[MATERIAL PROVIDED start]
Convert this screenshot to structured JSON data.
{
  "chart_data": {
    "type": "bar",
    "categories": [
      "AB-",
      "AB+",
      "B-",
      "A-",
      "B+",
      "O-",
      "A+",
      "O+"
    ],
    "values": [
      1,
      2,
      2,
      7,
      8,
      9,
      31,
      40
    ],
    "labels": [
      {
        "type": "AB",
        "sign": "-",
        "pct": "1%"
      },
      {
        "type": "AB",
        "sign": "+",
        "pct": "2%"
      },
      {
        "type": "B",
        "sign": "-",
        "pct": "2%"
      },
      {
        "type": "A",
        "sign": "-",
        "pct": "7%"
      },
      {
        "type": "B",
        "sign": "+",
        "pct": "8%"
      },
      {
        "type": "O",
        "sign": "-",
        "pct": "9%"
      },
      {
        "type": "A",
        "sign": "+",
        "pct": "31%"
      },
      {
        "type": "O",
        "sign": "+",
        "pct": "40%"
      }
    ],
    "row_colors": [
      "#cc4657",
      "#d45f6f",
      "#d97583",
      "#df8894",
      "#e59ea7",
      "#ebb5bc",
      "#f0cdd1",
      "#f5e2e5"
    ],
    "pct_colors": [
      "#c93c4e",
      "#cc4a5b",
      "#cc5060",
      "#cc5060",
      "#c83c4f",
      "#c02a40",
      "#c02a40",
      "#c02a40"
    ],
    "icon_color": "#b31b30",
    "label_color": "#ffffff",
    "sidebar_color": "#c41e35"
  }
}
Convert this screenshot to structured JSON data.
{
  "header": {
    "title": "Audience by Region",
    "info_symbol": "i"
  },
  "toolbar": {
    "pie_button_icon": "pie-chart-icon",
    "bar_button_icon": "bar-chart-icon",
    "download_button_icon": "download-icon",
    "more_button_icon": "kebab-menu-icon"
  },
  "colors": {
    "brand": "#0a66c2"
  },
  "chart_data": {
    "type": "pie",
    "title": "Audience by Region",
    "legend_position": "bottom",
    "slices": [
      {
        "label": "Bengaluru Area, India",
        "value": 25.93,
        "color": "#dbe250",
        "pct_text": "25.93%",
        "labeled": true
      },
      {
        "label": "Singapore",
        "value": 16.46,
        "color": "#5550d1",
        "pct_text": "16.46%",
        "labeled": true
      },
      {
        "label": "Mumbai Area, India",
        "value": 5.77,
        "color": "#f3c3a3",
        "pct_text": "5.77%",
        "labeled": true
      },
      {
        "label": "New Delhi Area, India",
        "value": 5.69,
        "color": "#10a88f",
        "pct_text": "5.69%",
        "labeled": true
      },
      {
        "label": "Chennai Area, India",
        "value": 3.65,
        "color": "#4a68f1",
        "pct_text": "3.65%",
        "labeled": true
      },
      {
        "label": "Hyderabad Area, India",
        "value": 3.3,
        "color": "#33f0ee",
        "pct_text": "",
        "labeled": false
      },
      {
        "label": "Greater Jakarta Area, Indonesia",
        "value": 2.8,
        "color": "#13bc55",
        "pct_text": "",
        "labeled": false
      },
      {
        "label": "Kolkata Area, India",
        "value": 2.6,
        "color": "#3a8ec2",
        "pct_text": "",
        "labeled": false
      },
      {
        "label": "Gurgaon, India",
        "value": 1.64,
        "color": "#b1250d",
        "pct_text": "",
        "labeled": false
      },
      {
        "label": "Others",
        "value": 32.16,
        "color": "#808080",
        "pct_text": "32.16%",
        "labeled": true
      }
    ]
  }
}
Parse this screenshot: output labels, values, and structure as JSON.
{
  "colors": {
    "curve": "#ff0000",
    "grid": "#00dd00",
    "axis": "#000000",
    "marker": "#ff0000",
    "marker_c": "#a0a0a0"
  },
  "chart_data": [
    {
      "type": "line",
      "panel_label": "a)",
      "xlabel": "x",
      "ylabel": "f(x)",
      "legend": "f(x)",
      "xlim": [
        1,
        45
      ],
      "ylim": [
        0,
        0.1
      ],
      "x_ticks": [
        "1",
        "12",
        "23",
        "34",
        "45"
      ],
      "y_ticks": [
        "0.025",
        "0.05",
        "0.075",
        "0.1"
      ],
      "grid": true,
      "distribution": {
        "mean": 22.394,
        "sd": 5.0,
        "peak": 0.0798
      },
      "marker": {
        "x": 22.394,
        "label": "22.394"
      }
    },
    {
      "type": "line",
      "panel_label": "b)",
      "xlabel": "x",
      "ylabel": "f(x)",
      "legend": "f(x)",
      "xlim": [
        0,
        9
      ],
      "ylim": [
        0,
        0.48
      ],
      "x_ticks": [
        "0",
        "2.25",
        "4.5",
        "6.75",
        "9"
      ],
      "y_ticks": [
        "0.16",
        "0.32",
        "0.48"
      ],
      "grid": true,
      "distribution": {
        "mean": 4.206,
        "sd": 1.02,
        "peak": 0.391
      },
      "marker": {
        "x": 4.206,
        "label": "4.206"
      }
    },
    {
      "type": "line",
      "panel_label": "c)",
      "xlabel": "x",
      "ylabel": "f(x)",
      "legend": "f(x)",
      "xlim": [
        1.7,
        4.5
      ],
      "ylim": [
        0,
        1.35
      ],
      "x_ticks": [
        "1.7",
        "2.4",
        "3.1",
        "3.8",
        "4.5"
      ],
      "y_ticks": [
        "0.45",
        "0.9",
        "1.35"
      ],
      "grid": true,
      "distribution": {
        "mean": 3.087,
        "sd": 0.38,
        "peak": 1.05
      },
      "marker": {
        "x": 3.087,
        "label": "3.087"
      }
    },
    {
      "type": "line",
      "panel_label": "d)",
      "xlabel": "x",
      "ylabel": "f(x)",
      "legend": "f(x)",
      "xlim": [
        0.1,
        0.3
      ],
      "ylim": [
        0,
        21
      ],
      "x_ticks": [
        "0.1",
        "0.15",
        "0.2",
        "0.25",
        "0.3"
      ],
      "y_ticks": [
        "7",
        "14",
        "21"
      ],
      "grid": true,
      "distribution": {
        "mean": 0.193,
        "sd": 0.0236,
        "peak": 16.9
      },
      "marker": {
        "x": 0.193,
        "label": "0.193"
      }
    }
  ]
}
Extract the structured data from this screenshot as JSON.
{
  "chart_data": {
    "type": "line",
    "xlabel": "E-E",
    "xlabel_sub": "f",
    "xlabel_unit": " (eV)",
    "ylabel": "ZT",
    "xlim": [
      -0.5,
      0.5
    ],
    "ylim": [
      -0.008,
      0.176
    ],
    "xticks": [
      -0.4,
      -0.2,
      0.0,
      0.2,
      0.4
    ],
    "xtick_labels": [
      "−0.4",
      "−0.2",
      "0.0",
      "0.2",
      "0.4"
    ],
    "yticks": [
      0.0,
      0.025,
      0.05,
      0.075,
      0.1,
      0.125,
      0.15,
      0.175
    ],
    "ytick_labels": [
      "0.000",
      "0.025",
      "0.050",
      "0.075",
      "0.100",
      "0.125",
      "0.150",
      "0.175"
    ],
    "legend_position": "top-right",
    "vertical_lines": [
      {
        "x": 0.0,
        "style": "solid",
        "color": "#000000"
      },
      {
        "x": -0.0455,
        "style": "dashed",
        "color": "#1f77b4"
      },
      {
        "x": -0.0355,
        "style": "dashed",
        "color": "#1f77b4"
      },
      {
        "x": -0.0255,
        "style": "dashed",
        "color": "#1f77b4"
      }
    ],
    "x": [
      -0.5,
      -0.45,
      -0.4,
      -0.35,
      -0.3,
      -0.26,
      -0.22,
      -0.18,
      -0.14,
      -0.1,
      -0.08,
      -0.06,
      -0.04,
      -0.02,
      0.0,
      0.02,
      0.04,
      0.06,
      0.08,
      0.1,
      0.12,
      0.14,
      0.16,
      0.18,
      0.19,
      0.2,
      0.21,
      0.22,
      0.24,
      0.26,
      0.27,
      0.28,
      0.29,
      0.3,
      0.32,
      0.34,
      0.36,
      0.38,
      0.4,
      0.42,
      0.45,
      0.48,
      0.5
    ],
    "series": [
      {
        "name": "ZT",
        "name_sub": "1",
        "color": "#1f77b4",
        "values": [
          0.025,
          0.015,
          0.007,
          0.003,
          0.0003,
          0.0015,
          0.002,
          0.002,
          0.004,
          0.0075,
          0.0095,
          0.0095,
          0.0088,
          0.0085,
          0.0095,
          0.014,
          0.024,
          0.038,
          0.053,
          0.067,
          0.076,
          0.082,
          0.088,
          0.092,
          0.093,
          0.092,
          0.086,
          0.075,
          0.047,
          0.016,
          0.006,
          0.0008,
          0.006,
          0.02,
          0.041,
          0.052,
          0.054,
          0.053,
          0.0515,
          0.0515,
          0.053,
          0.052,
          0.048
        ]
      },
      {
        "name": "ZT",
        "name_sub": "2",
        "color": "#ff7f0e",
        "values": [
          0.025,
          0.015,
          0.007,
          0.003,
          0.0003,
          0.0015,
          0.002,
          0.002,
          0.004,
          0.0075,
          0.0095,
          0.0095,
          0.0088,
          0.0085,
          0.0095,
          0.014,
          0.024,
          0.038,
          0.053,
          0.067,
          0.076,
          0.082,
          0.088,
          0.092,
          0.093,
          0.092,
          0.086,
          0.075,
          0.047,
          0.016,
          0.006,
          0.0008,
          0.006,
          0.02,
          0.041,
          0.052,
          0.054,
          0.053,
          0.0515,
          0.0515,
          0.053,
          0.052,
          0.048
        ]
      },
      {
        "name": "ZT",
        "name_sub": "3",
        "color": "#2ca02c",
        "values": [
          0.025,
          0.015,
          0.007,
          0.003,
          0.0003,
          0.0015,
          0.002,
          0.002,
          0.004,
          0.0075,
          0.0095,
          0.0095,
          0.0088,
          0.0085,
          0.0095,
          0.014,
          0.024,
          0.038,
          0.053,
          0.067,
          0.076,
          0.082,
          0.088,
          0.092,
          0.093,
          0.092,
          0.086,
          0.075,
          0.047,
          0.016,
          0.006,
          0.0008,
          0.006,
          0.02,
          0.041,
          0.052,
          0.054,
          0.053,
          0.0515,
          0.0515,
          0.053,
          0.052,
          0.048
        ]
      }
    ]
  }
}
[MATERIAL PROVIDED end]
> **DO THIS**:
Gather up, from the records above, each line where the word "mean" appears.

> **FULL RESPONSE**:
        "mean": 22.394,
        "mean": 4.206,
        "mean": 3.087,
        "mean": 0.193,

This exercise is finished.